_WHAT IS REQUIRED_
Copy out each line in the material below that has the word "บรองสำเนาถ".

_RECORDS FOR THIS EXERCISE_
>>>
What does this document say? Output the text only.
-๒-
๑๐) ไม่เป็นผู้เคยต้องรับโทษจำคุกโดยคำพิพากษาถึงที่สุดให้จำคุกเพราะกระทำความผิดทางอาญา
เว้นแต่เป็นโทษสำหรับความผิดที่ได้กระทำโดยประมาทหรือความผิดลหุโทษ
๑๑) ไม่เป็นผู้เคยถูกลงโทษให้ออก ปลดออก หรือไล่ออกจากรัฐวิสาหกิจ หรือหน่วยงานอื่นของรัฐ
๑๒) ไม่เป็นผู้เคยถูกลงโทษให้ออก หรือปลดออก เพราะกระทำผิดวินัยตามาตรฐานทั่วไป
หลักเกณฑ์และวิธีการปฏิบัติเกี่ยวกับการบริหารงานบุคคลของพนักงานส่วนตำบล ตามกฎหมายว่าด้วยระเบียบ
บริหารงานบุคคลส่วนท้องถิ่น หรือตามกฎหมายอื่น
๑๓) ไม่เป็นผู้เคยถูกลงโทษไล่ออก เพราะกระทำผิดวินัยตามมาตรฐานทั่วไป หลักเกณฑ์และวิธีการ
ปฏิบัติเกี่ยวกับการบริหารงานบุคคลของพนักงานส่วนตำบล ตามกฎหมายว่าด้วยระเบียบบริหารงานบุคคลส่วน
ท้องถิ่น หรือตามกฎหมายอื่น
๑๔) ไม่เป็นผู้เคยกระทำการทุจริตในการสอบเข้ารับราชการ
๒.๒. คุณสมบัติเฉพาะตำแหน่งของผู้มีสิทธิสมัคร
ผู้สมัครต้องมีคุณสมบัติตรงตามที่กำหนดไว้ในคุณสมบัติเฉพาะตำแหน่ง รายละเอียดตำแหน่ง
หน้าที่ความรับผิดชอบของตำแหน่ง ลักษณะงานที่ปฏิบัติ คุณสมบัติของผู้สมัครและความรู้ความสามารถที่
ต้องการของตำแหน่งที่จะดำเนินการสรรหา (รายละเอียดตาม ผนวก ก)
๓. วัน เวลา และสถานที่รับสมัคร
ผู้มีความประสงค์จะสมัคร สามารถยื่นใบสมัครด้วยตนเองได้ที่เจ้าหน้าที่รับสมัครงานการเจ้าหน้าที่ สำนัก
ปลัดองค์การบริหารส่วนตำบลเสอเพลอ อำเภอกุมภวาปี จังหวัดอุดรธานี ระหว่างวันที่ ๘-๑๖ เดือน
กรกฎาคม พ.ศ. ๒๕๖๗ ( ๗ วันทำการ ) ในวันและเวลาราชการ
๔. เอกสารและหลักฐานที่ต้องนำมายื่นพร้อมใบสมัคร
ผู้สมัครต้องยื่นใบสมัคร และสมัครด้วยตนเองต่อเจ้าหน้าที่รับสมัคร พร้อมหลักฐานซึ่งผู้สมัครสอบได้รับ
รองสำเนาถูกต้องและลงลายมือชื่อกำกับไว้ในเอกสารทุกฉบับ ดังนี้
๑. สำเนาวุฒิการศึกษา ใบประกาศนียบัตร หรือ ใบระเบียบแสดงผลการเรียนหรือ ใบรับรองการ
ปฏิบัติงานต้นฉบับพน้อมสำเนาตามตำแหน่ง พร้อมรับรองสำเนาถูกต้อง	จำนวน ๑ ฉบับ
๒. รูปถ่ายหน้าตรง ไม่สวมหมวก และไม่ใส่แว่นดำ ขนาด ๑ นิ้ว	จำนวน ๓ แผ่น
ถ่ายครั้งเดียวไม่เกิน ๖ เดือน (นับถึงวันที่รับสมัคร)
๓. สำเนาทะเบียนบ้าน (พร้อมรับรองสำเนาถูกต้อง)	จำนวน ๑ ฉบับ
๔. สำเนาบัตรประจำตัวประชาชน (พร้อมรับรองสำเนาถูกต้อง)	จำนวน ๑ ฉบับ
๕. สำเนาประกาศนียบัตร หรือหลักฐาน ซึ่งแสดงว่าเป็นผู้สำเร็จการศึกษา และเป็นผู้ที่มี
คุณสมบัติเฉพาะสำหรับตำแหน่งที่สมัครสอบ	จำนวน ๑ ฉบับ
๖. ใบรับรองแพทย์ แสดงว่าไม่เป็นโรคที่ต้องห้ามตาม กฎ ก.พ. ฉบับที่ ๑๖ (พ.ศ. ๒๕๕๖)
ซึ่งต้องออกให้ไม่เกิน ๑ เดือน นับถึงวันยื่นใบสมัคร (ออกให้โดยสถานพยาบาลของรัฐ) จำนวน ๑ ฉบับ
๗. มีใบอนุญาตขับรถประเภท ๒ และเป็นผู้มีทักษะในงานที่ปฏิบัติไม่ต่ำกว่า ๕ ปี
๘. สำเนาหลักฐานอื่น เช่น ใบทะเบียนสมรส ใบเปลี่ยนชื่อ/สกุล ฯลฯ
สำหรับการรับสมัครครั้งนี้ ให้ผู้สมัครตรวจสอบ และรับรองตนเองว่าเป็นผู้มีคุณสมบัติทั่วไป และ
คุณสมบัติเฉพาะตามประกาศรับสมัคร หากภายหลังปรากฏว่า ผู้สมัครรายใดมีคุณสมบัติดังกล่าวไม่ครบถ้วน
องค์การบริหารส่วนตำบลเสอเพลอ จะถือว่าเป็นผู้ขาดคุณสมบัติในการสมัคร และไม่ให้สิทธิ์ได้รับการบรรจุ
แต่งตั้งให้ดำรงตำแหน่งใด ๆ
<<<
_FINISHED ANSWER_
ปฏิบัติงานต้นฉบับพน้อมสำเนาตามตำแหน่ง พร้อมรับรองสำเนาถูกต้อง	จำนวน ๑ ฉบับ
๓. สำเนาทะเบียนบ้าน (พร้อมรับรองสำเนาถูกต้อง)	จำนวน ๑ ฉบับ
๔. สำเนาบัตรประจำตัวประชาชน (พร้อมรับรองสำเนาถูกต้อง)	จำนวน ๑ ฉบับ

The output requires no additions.